Exercise prompt - Skip every image and restate the data word for word.

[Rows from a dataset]
* * * * * * *

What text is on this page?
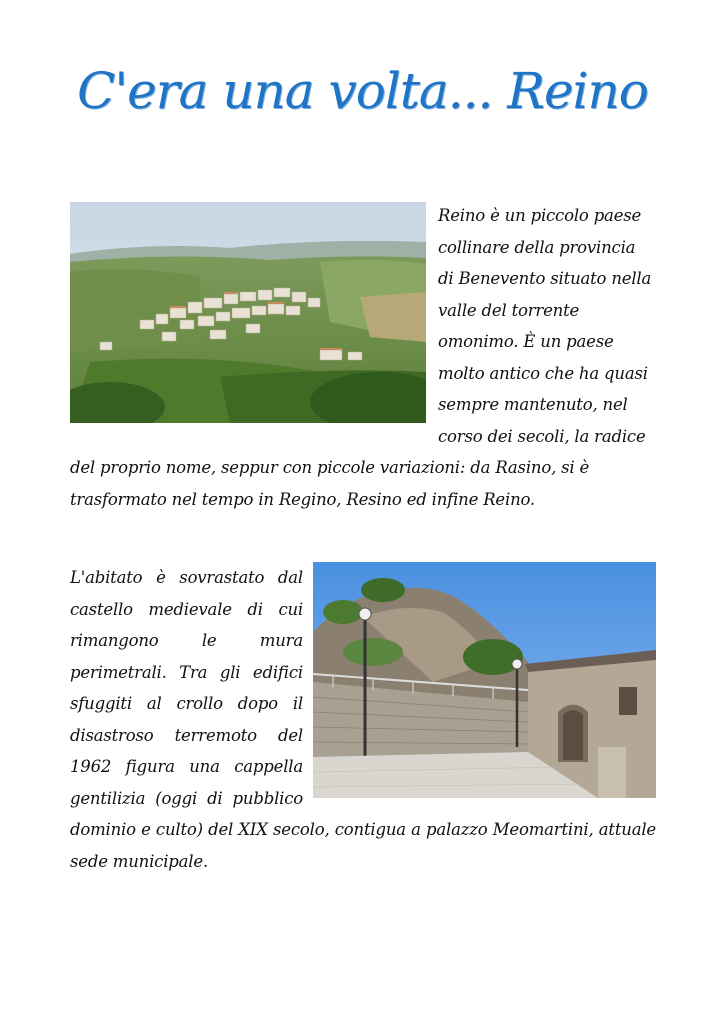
C'era una volta... Reino
Reino è un piccolo paese collinare della provincia di Benevento situato nella valle del torrente omonimo. È un paese molto antico che ha quasi sempre mantenuto, nel corso dei secoli, la radice del proprio nome, seppur con piccole variazioni: da Rasino, si è trasformato nel tempo in Regino, Resino ed infine Reino.
L'abitato è sovrastato dal castello medievale di cui rimangono le mura perimetrali. Tra gli edifici sfuggiti al crollo dopo il disastroso terremoto del 1962 figura una cappella gentilizia (oggi di pubblico dominio e culto) del XIX secolo, contigua a palazzo Meomartini, attuale sede municipale.
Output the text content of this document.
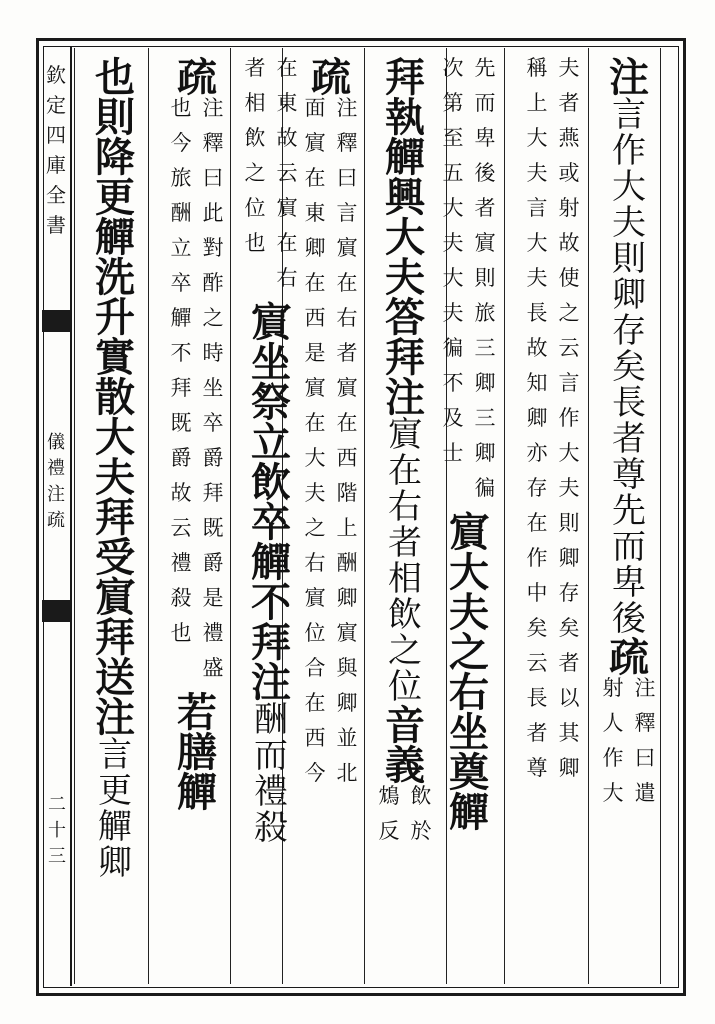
欽
定
四
庫
全
書
儀
禮
注
疏
二十三
注
言
作
大
夫
則
卿
存
矣
長
者
尊
先
而
卑
後
疏
注
釋
曰
遣
射
人
作
大
夫
者
燕
或
射
故
使
之
云
言
作
大
夫
則
卿
存
矣
者
以
其
卿
稱
上
大
夫
言
大
夫
長
故
知
卿
亦
存
在
作
中
矣
云
長
者
尊
先
而
卑
後
者
賔
則
旅
三
卿
三
卿
徧
次
第
至
五
大
夫
大
夫
徧
不
及
士
賔
大
夫
之
右
坐
奠
觶
拜
執
觶
興
大
夫
答
拜
注
賔
在
右
者
相
飲
之
位
音
義
飲
於
鴆
反
疏
注
釋
曰
言
賔
在
右
者
賔
在
西
階
上
酬
卿
賔
與
卿
並
北
面
賔
在
東
卿
在
西
是
賔
在
大
夫
之
右
賔
位
合
在
西
今
在
東
故
云
賔
在
右
者
相
飲
之
位
也
賔
坐
祭
立
飲
卒
觶
不
拜
注
酬
而
禮
殺
疏
注
釋
曰
此
對
酢
之
時
坐
卒
爵
拜
既
爵
是
禮
盛
也
今
旅
酬
立
卒
觶
不
拜
既
爵
故
云
禮
殺
也
若
膳
觶
也
則
降
更
觶
洗
升
實
散
大
夫
拜
受
賔
拜
送
注
言
更
觶
卿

* * * * * * *

Response to the task -
What text is on this page?
C'era una volta... Reino
Reino è un piccolo paese collinare della provincia di Benevento situato nella valle del torrente omonimo. È un paese molto antico che ha quasi sempre mantenuto, nel corso dei secoli, la radice del proprio nome, seppur con piccole variazioni: da Rasino, si è trasformato nel tempo in Regino, Resino ed infine Reino.
L'abitato è sovrastato dal castello medievale di cui rimangono le mura perimetrali. Tra gli edifici sfuggiti al crollo dopo il disastroso terremoto del 1962 figura una cappella gentilizia (oggi di pubblico dominio e culto) del XIX secolo, contigua a palazzo Meomartini, attuale sede municipale.
Output the text content of this document.
欽
定
四
庫
全
書
儀
禮
注
疏
二十三
注
言
作
大
夫
則
卿
存
矣
長
者
尊
先
而
卑
後
疏
注
釋
曰
遣
射
人
作
大
夫
者
燕
或
射
故
使
之
云
言
作
大
夫
則
卿
存
矣
者
以
其
卿
稱
上
大
夫
言
大
夫
長
故
知
卿
亦
存
在
作
中
矣
云
長
者
尊
先
而
卑
後
者
賔
則
旅
三
卿
三
卿
徧
次
第
至
五
大
夫
大
夫
徧
不
及
士
賔
大
夫
之
右
坐
奠
觶
拜
執
觶
興
大
夫
答
拜
注
賔
在
右
者
相
飲
之
位
音
義
飲
於
鴆
反
疏
注
釋
曰
言
賔
在
右
者
賔
在
西
階
上
酬
卿
賔
與
卿
並
北
面
賔
在
東
卿
在
西
是
賔
在
大
夫
之
右
賔
位
合
在
西
今
在
東
故
云
賔
在
右
者
相
飲
之
位
也
賔
坐
祭
立
飲
卒
觶
不
拜
注
酬
而
禮
殺
疏
注
釋
曰
此
對
酢
之
時
坐
卒
爵
拜
既
爵
是
禮
盛
也
今
旅
酬
立
卒
觶
不
拜
既
爵
故
云
禮
殺
也
若
膳
觶
也
則
降
更
觶
洗
升
實
散
大
夫
拜
受
賔
拜
送
注
言
更
觶
卿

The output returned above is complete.